- _Задание_:
Продолжите, пожалуйста, текст о Колчаке и белом терроре, начав сразу после последних показанных слов.

- _Исходный текст_:
════════
Вы пишете, что генерал Деникин пытался ограничить белый террор. А Колчак? Что он сделал, когда его офицеры, при государственном перевороте, попросту вырезали социалистических депутатов Учредительного собрания? Насколько мне известно - ничего. Между тем эта расправа сыграла едва ли не роковую роль в ходе Гражданской войны. Эсеры ответили на белый террор, заключив перемирие с большевиками, и части, находившиеся под эсеровским командованием, открыли красный фронт. А когда Колчак попытался провести мобилизацию, крестьяне (избиратели эсеров) мобилизацию сорвали. И с Волги до Тихого океана покатился шарабан отступления. "На белом снеге волкам приманка: два офицера, консервов банка. Катись, катись, мой шарабан! Не будет денег - тебя продам".
Я готов согласиться, что Колчак был героем. Но Бог знает что делалось в голове этого героя и что бы он наделал, добравшись до столиц. Всеволод Иванов, служивший наборщиком в омской газете, слышал (в обрывке разговора), как Верховный обещал непременно повесить Александра Блока. Мне об этом рассказывал сын Всеволода, Вячеслав. Даже кадеты были для Колчака недопустимо левыми. "По воспоминаниям Г. К. Гинса, убежденного "колчакиста" и министра Верховного правителя, среди битв и государственных дел особенно занимали (Верховного.
════════
- _Выдержка из данных_:

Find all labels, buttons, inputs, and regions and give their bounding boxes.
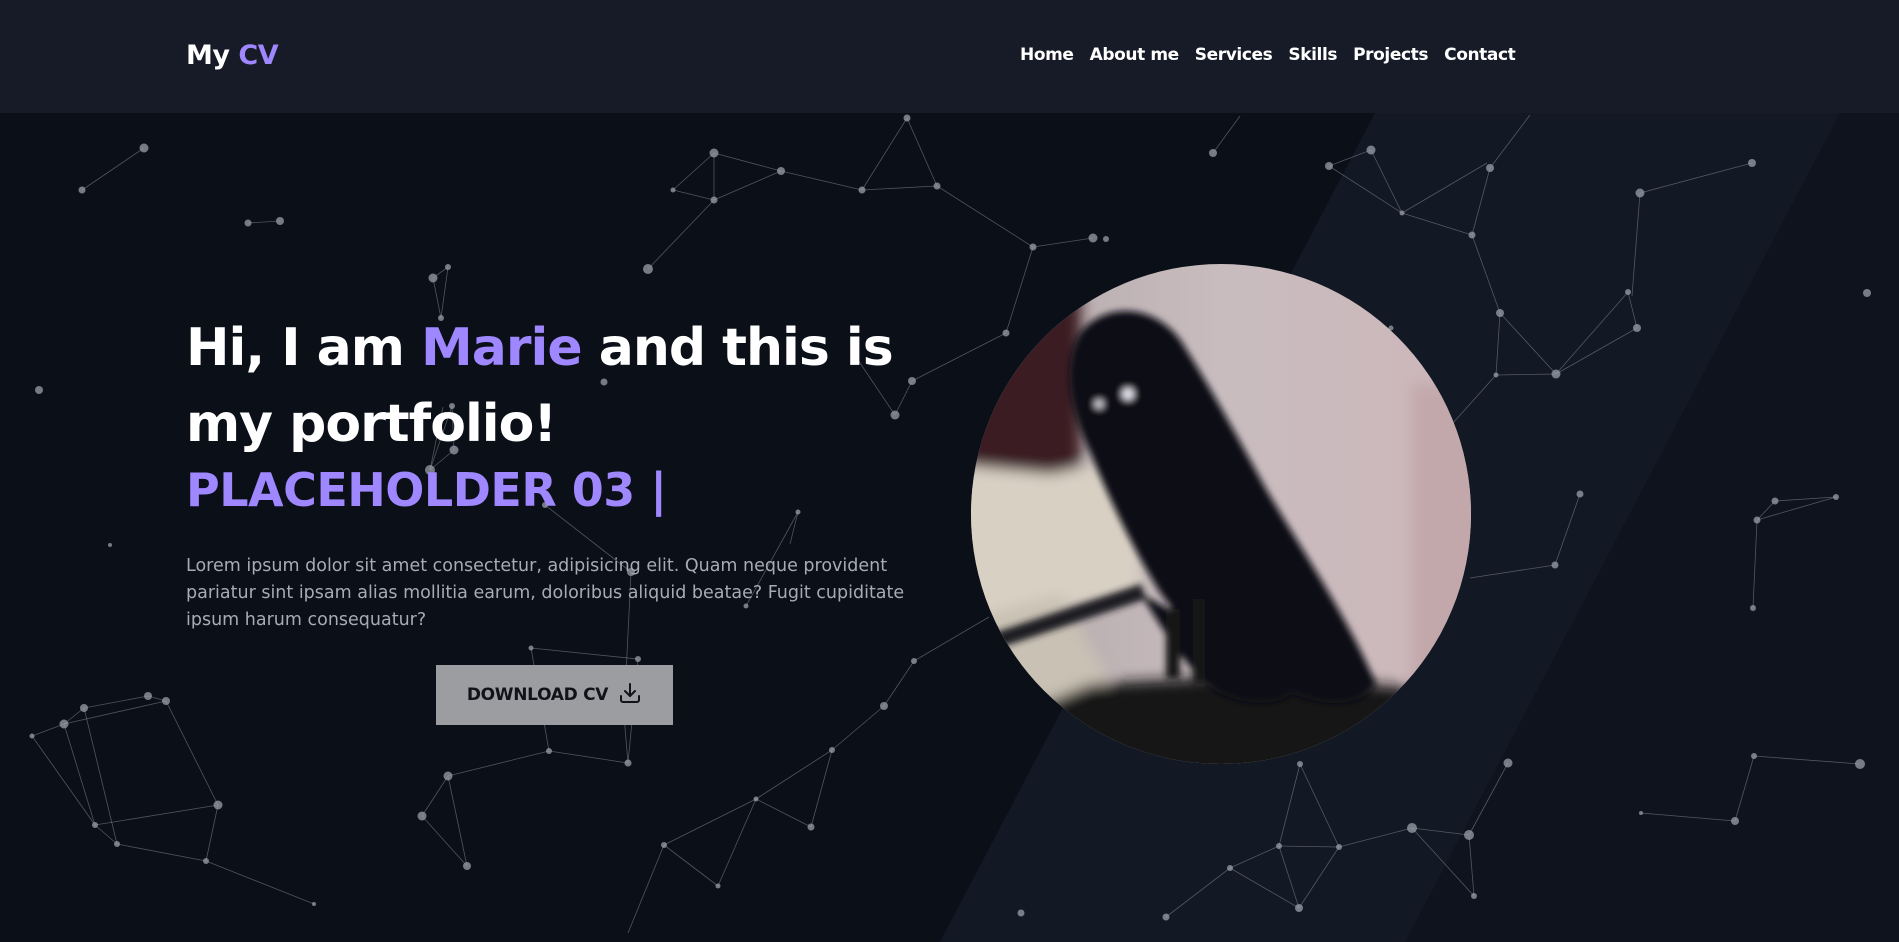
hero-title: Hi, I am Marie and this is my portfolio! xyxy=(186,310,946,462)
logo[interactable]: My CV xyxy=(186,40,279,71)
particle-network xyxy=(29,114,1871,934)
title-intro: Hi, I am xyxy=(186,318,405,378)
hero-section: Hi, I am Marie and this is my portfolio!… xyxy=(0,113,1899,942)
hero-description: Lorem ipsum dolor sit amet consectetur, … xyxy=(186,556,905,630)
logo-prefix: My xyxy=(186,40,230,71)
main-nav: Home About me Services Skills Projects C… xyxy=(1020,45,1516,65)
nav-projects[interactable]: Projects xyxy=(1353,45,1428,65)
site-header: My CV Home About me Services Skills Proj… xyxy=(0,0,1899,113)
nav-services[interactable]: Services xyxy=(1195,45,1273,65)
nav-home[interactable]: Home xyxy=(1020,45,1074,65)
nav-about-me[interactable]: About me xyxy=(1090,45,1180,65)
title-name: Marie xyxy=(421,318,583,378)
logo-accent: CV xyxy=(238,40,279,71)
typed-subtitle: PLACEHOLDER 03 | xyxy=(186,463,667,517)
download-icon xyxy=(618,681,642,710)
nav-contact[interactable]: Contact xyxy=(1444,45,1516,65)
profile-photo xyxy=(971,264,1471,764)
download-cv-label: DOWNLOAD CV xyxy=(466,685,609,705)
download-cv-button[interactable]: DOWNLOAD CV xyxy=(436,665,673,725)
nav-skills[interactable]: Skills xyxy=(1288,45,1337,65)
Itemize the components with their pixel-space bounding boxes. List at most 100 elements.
════════
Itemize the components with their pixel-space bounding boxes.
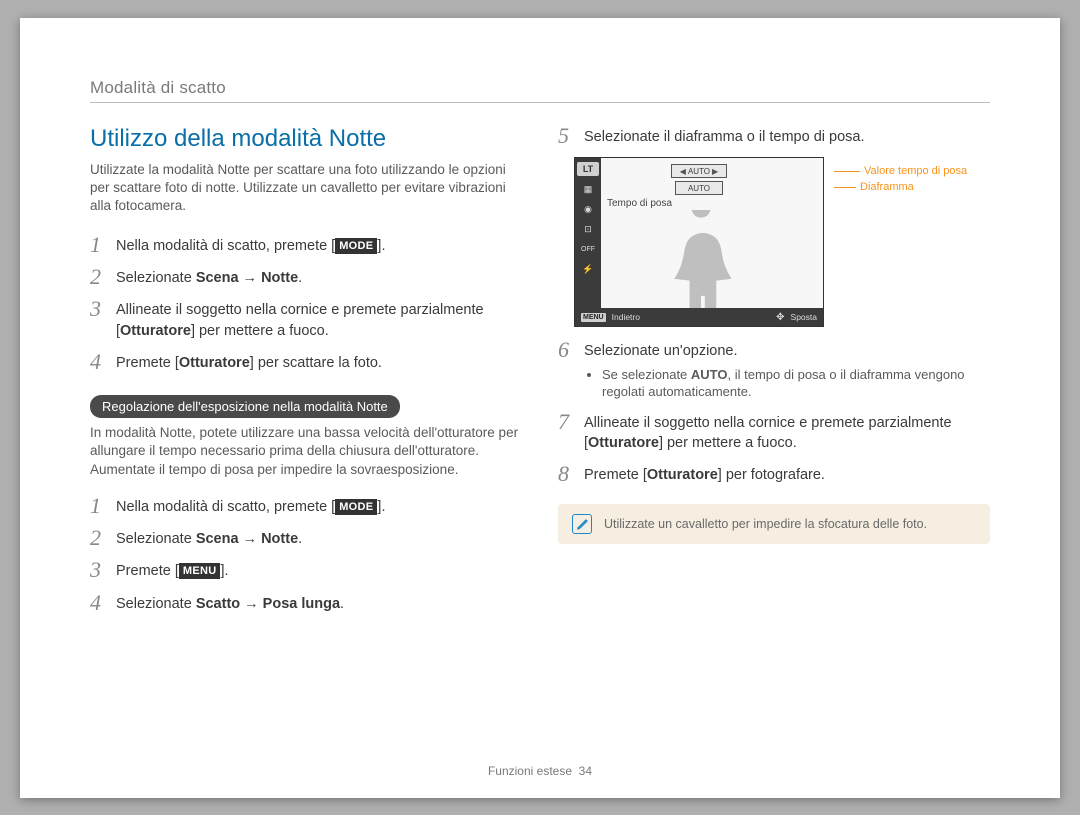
════════
- _Ответ_:
– Г. П.) "Протоколы сионских мудрецов". Ими он прямо зачитывался" (Айхенвальд Ю. А. Указ. соч., стр. 136). Не думаю, что "Протоколы..." - лучшее чтение, чем революционные брошюры.
Героев революции я имел случай наблюдать живыми, в одной тесной камере, где нас набили как сельдей в бочке. Это были старики, отбывшие по нескольку сроков и уцелевшие. В конце 40-х годов от них (и от меня) очищали Москву. Эсеров, анархистов, дашнаков съели разные идеи, но бросалась в глаза какая-то общность. Это были рыцари протеста. Некоторые были так возмущены несправедливым общественным устройством, что бросали бомбы. Отвращение ко всякому насилию пришло к интеллигенции позже, около 1960 года. Я сам участник этого перелома и хорошо его помню. А в начале XX века даже очень хорошие люди, борцы за справедливость могли стать террористами, оставаясь хорошими людьми... В 70-е годы я был близок к диссидентам и почувствовал в них что-то общее с моими былыми сокамерниками.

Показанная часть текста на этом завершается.